● Entries taken from a collection
——

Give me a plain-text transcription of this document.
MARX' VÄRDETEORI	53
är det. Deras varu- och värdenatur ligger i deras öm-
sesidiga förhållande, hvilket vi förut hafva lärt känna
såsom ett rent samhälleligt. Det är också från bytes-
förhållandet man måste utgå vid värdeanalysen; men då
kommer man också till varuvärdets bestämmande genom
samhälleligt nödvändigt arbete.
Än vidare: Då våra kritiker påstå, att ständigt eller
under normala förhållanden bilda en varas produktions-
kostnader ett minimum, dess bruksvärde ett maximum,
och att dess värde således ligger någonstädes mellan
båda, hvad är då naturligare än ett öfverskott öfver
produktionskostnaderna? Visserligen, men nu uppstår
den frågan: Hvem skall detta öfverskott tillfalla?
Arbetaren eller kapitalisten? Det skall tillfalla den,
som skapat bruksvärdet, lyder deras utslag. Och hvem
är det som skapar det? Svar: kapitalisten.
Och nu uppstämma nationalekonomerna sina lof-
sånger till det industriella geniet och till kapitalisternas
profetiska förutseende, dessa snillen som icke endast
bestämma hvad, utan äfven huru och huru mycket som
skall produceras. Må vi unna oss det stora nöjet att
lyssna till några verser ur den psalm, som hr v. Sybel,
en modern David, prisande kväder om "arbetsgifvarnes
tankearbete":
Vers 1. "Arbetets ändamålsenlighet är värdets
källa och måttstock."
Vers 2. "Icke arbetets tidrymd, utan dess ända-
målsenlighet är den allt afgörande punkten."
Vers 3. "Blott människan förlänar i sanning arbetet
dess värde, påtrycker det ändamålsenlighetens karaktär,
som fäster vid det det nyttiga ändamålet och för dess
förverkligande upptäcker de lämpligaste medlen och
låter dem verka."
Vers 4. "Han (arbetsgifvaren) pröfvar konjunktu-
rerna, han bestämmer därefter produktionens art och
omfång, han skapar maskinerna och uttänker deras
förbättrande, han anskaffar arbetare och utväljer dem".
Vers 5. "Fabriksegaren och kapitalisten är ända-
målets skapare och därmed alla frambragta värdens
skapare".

——

● What is required
Each of the entries above is to be repeated exactly.

● Problem solution
Give me a plain-text transcription of this document.
MARX' VÄRDETEORI	53
är det. Deras varu- och värdenatur ligger i deras öm-
sesidiga förhållande, hvilket vi förut hafva lärt känna
såsom ett rent samhälleligt. Det är också från bytes-
förhållandet man måste utgå vid värdeanalysen; men då
kommer man också till varuvärdets bestämmande genom
samhälleligt nödvändigt arbete.
Än vidare: Då våra kritiker påstå, att ständigt eller
under normala förhållanden bilda en varas produktions-
kostnader ett minimum, dess bruksvärde ett maximum,
och att dess värde således ligger någonstädes mellan
båda, hvad är då naturligare än ett öfverskott öfver
produktionskostnaderna? Visserligen, men nu uppstår
den frågan: Hvem skall detta öfverskott tillfalla?
Arbetaren eller kapitalisten? Det skall tillfalla den,
som skapat bruksvärdet, lyder deras utslag. Och hvem
är det som skapar det? Svar: kapitalisten.
Och nu uppstämma nationalekonomerna sina lof-
sånger till det industriella geniet och till kapitalisternas
profetiska förutseende, dessa snillen som icke endast
bestämma hvad, utan äfven huru och huru mycket som
skall produceras. Må vi unna oss det stora nöjet att
lyssna till några verser ur den psalm, som hr v. Sybel,
en modern David, prisande kväder om "arbetsgifvarnes
tankearbete":
Vers 1. "Arbetets ändamålsenlighet är värdets
källa och måttstock."
Vers 2. "Icke arbetets tidrymd, utan dess ända-
målsenlighet är den allt afgörande punkten."
Vers 3. "Blott människan förlänar i sanning arbetet
dess värde, påtrycker det ändamålsenlighetens karaktär,
som fäster vid det det nyttiga ändamålet och för dess
förverkligande upptäcker de lämpligaste medlen och
låter dem verka."
Vers 4. "Han (arbetsgifvaren) pröfvar konjunktu-
rerna, han bestämmer därefter produktionens art och
omfång, han skapar maskinerna och uttänker deras
förbättrande, han anskaffar arbetare och utväljer dem".
Vers 5. "Fabriksegaren och kapitalisten är ända-
målets skapare och därmed alla frambragta värdens
skapare".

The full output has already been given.